• [What you need to do]: Find the word "Ngaruroro" in the material below and gather every line that contains it.

• [Record list]:
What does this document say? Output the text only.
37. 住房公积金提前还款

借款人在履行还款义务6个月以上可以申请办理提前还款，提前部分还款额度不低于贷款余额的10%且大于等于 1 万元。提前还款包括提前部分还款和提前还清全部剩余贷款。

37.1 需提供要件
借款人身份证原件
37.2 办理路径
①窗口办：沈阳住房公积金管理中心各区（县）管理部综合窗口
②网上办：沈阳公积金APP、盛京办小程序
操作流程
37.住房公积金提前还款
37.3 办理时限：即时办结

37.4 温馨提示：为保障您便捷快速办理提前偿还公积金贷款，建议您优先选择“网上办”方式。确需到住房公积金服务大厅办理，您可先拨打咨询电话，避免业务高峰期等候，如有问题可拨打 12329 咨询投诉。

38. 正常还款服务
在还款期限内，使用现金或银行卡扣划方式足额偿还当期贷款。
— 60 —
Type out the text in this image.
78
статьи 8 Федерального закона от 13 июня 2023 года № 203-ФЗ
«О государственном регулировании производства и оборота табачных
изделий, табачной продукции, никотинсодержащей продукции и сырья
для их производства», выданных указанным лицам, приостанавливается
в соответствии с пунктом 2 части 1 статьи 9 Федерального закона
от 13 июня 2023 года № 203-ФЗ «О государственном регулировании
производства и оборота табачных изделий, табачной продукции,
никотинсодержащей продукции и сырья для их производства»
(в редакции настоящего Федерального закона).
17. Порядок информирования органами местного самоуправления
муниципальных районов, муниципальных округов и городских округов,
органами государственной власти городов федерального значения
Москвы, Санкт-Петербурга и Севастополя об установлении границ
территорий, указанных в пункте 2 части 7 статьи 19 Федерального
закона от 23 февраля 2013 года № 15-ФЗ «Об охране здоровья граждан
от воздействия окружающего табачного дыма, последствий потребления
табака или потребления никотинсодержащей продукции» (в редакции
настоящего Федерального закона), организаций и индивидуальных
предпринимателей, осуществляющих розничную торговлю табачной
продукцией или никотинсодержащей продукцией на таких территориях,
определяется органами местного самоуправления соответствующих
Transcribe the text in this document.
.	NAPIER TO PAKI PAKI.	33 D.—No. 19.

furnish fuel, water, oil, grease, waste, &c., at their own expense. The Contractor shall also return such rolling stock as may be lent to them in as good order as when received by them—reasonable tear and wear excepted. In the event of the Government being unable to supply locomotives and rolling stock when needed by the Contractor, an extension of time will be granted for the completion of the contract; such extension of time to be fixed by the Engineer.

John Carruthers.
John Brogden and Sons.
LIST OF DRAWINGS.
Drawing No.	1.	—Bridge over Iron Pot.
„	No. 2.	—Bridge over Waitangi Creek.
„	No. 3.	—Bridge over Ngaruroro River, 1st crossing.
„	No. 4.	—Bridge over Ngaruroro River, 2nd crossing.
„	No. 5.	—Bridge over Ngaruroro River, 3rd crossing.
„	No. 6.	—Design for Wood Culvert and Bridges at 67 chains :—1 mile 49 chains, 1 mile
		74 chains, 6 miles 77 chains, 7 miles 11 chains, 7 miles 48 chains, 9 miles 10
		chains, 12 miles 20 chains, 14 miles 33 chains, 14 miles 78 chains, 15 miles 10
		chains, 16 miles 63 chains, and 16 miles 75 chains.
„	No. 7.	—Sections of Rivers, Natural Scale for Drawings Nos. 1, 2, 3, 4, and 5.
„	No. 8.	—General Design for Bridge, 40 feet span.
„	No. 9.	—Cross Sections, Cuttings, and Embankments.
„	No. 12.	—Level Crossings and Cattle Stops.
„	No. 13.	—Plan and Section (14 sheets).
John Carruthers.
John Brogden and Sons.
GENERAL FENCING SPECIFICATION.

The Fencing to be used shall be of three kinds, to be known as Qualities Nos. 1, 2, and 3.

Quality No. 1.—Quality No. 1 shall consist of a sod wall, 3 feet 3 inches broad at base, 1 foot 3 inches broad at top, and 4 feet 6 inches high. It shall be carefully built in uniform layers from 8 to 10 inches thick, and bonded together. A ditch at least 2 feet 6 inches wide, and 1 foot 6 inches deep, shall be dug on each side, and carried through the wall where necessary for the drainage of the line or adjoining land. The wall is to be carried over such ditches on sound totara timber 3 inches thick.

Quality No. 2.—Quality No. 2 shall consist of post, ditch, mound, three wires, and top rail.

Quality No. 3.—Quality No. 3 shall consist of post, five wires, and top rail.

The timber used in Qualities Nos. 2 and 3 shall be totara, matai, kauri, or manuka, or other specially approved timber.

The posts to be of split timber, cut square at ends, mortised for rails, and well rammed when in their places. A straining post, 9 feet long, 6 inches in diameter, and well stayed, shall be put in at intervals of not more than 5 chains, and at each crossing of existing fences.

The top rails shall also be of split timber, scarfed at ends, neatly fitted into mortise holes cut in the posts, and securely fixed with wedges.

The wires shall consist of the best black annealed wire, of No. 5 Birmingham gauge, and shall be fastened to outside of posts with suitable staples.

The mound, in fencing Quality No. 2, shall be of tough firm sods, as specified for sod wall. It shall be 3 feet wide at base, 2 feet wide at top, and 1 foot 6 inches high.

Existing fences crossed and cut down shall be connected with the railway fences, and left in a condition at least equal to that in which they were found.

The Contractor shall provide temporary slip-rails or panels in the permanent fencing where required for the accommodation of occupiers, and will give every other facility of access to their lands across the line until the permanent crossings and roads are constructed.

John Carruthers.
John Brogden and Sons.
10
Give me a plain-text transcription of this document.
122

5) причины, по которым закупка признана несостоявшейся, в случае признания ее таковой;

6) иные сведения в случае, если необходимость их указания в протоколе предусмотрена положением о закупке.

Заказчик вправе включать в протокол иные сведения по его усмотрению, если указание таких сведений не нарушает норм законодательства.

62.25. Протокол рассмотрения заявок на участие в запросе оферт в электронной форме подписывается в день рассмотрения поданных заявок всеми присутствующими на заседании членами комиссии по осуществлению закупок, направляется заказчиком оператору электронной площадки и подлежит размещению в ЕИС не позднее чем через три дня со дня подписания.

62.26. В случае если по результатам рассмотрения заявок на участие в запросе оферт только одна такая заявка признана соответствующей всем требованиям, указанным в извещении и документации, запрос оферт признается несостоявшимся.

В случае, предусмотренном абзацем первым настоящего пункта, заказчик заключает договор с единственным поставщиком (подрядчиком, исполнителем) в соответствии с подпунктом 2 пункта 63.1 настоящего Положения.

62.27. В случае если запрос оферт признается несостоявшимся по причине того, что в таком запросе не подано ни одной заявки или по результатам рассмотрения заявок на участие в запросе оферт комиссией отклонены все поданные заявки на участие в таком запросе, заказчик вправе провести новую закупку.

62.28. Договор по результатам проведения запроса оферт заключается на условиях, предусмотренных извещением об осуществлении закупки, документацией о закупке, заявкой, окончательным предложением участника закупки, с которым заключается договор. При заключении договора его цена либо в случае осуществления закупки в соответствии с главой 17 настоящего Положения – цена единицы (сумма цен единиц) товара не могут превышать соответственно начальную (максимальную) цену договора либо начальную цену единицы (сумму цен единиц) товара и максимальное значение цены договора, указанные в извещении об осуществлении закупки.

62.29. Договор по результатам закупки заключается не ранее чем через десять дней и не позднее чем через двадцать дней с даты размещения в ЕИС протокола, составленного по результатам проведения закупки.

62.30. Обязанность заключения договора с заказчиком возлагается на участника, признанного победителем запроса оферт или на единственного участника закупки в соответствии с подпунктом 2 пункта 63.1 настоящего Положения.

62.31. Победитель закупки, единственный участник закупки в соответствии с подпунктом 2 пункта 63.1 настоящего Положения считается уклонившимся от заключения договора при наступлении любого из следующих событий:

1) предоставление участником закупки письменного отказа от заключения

• [Task solution]:
„	No. 3.	—Bridge over Ngaruroro River, 1st crossing.
„	No. 4.	—Bridge over Ngaruroro River, 2nd crossing.
„	No. 5.	—Bridge over Ngaruroro River, 3rd crossing.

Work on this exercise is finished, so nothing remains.